Dataset records on visual material
==================================================

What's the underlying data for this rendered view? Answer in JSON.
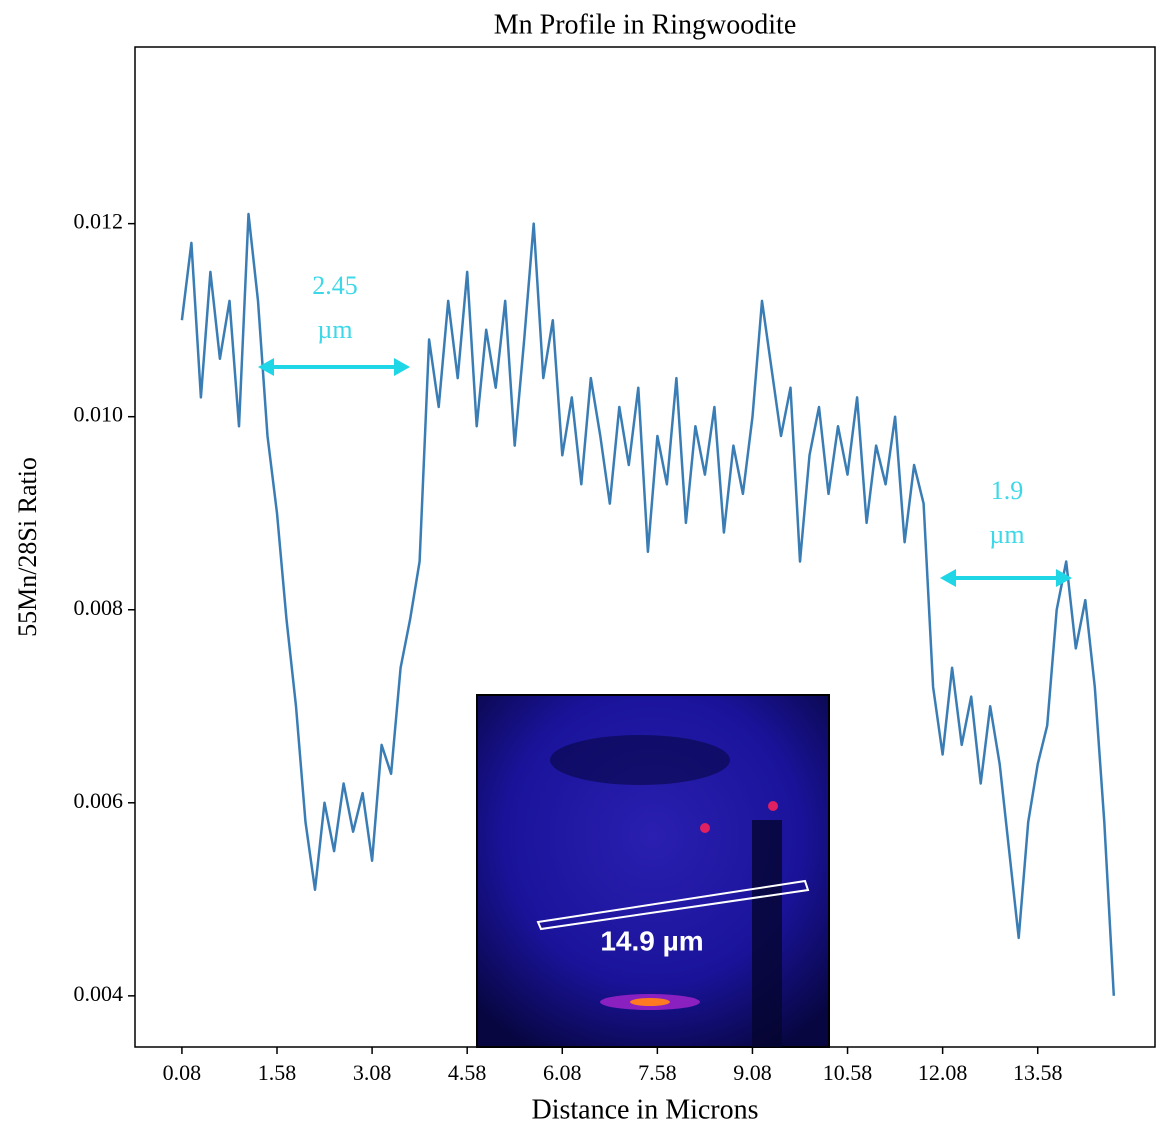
{
  "chart_data": {
    "type": "line",
    "title": "Mn Profile in Ringwoodite",
    "xlabel": "Distance in Microns",
    "ylabel": "55Mn/28Si Ratio",
    "color": "#3a7db5",
    "x": [
      0.08,
      0.23,
      0.38,
      0.53,
      0.68,
      0.83,
      0.98,
      1.13,
      1.28,
      1.43,
      1.58,
      1.73,
      1.88,
      2.03,
      2.18,
      2.33,
      2.48,
      2.63,
      2.78,
      2.93,
      3.08,
      3.23,
      3.38,
      3.53,
      3.68,
      3.83,
      3.98,
      4.13,
      4.28,
      4.43,
      4.58,
      4.73,
      4.88,
      5.03,
      5.18,
      5.33,
      5.48,
      5.63,
      5.78,
      5.93,
      6.08,
      6.23,
      6.38,
      6.53,
      6.68,
      6.83,
      6.98,
      7.13,
      7.28,
      7.43,
      7.58,
      7.73,
      7.88,
      8.03,
      8.18,
      8.33,
      8.48,
      8.63,
      8.78,
      8.93,
      9.08,
      9.23,
      9.38,
      9.53,
      9.68,
      9.83,
      9.98,
      10.13,
      10.28,
      10.43,
      10.58,
      10.73,
      10.88,
      11.03,
      11.18,
      11.33,
      11.48,
      11.63,
      11.78,
      11.93,
      12.08,
      12.23,
      12.38,
      12.53,
      12.68,
      12.83,
      12.98,
      13.13,
      13.28,
      13.43,
      13.58,
      13.73,
      13.88,
      14.03,
      14.18,
      14.33,
      14.48,
      14.63,
      14.78
    ],
    "values": [
      0.011,
      0.0118,
      0.0102,
      0.0115,
      0.0106,
      0.0112,
      0.0099,
      0.0121,
      0.0112,
      0.0098,
      0.009,
      0.0079,
      0.007,
      0.0058,
      0.0051,
      0.006,
      0.0055,
      0.0062,
      0.0057,
      0.0061,
      0.0054,
      0.0066,
      0.0063,
      0.0074,
      0.0079,
      0.0085,
      0.0108,
      0.0101,
      0.0112,
      0.0104,
      0.0115,
      0.0099,
      0.0109,
      0.0103,
      0.0112,
      0.0097,
      0.0108,
      0.012,
      0.0104,
      0.011,
      0.0096,
      0.0102,
      0.0093,
      0.0104,
      0.0098,
      0.0091,
      0.0101,
      0.0095,
      0.0103,
      0.0086,
      0.0098,
      0.0093,
      0.0104,
      0.0089,
      0.0099,
      0.0094,
      0.0101,
      0.0088,
      0.0097,
      0.0092,
      0.01,
      0.0112,
      0.0105,
      0.0098,
      0.0103,
      0.0085,
      0.0096,
      0.0101,
      0.0092,
      0.0099,
      0.0094,
      0.0102,
      0.0089,
      0.0097,
      0.0093,
      0.01,
      0.0087,
      0.0095,
      0.0091,
      0.0072,
      0.0065,
      0.0074,
      0.0066,
      0.0071,
      0.0062,
      0.007,
      0.0064,
      0.0055,
      0.0046,
      0.0058,
      0.0064,
      0.0068,
      0.008,
      0.0085,
      0.0076,
      0.0081,
      0.0072,
      0.0058,
      0.004
    ],
    "xlim": [
      -0.66,
      15.43
    ],
    "ylim": [
      0.00347,
      0.01383
    ],
    "xticks": [
      0.08,
      1.58,
      3.08,
      4.58,
      6.08,
      7.58,
      9.08,
      10.58,
      12.08,
      13.58
    ],
    "yticks": [
      0.004,
      0.006,
      0.008,
      {
        "value": 0.01,
        "label": "0.010"
      },
      0.012
    ],
    "annotations": [
      {
        "lines": [
          "2.45",
          "µm"
        ]
      },
      {
        "lines": [
          "1.9",
          "µm"
        ]
      }
    ],
    "inset_label": "14.9 µm"
  }
}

==================================================

> _TASK INSTRUCTIONS_
Reproduce the full listing faithfully, but do not carry over any pictures.

> _FULL OUTPUT_
What's the underlying data for this rendered view? Answer in JSON.
{
  "chart_data": {
    "type": "line",
    "title": "Mn Profile in Ringwoodite",
    "xlabel": "Distance in Microns",
    "ylabel": "55Mn/28Si Ratio",
    "color": "#3a7db5",
    "x": [
      0.08,
      0.23,
      0.38,
      0.53,
      0.68,
      0.83,
      0.98,
      1.13,
      1.28,
      1.43,
      1.58,
      1.73,
      1.88,
      2.03,
      2.18,
      2.33,
      2.48,
      2.63,
      2.78,
      2.93,
      3.08,
      3.23,
      3.38,
      3.53,
      3.68,
      3.83,
      3.98,
      4.13,
      4.28,
      4.43,
      4.58,
      4.73,
      4.88,
      5.03,
      5.18,
      5.33,
      5.48,
      5.63,
      5.78,
      5.93,
      6.08,
      6.23,
      6.38,
      6.53,
      6.68,
      6.83,
      6.98,
      7.13,
      7.28,
      7.43,
      7.58,
      7.73,
      7.88,
      8.03,
      8.18,
      8.33,
      8.48,
      8.63,
      8.78,
      8.93,
      9.08,
      9.23,
      9.38,
      9.53,
      9.68,
      9.83,
      9.98,
      10.13,
      10.28,
      10.43,
      10.58,
      10.73,
      10.88,
      11.03,
      11.18,
      11.33,
      11.48,
      11.63,
      11.78,
      11.93,
      12.08,
      12.23,
      12.38,
      12.53,
      12.68,
      12.83,
      12.98,
      13.13,
      13.28,
      13.43,
      13.58,
      13.73,
      13.88,
      14.03,
      14.18,
      14.33,
      14.48,
      14.63,
      14.78
    ],
    "values": [
      0.011,
      0.0118,
      0.0102,
      0.0115,
      0.0106,
      0.0112,
      0.0099,
      0.0121,
      0.0112,
      0.0098,
      0.009,
      0.0079,
      0.007,
      0.0058,
      0.0051,
      0.006,
      0.0055,
      0.0062,
      0.0057,
      0.0061,
      0.0054,
      0.0066,
      0.0063,
      0.0074,
      0.0079,
      0.0085,
      0.0108,
      0.0101,
      0.0112,
      0.0104,
      0.0115,
      0.0099,
      0.0109,
      0.0103,
      0.0112,
      0.0097,
      0.0108,
      0.012,
      0.0104,
      0.011,
      0.0096,
      0.0102,
      0.0093,
      0.0104,
      0.0098,
      0.0091,
      0.0101,
      0.0095,
      0.0103,
      0.0086,
      0.0098,
      0.0093,
      0.0104,
      0.0089,
      0.0099,
      0.0094,
      0.0101,
      0.0088,
      0.0097,
      0.0092,
      0.01,
      0.0112,
      0.0105,
      0.0098,
      0.0103,
      0.0085,
      0.0096,
      0.0101,
      0.0092,
      0.0099,
      0.0094,
      0.0102,
      0.0089,
      0.0097,
      0.0093,
      0.01,
      0.0087,
      0.0095,
      0.0091,
      0.0072,
      0.0065,
      0.0074,
      0.0066,
      0.0071,
      0.0062,
      0.007,
      0.0064,
      0.0055,
      0.0046,
      0.0058,
      0.0064,
      0.0068,
      0.008,
      0.0085,
      0.0076,
      0.0081,
      0.0072,
      0.0058,
      0.004
    ],
    "xlim": [
      -0.66,
      15.43
    ],
    "ylim": [
      0.00347,
      0.01383
    ],
    "xticks": [
      0.08,
      1.58,
      3.08,
      4.58,
      6.08,
      7.58,
      9.08,
      10.58,
      12.08,
      13.58
    ],
    "yticks": [
      0.004,
      0.006,
      0.008,
      {
        "value": 0.01,
        "label": "0.010"
      },
      0.012
    ],
    "annotations": [
      {
        "lines": [
          "2.45",
          "µm"
        ]
      },
      {
        "lines": [
          "1.9",
          "µm"
        ]
      }
    ],
    "inset_label": "14.9 µm"
  }
}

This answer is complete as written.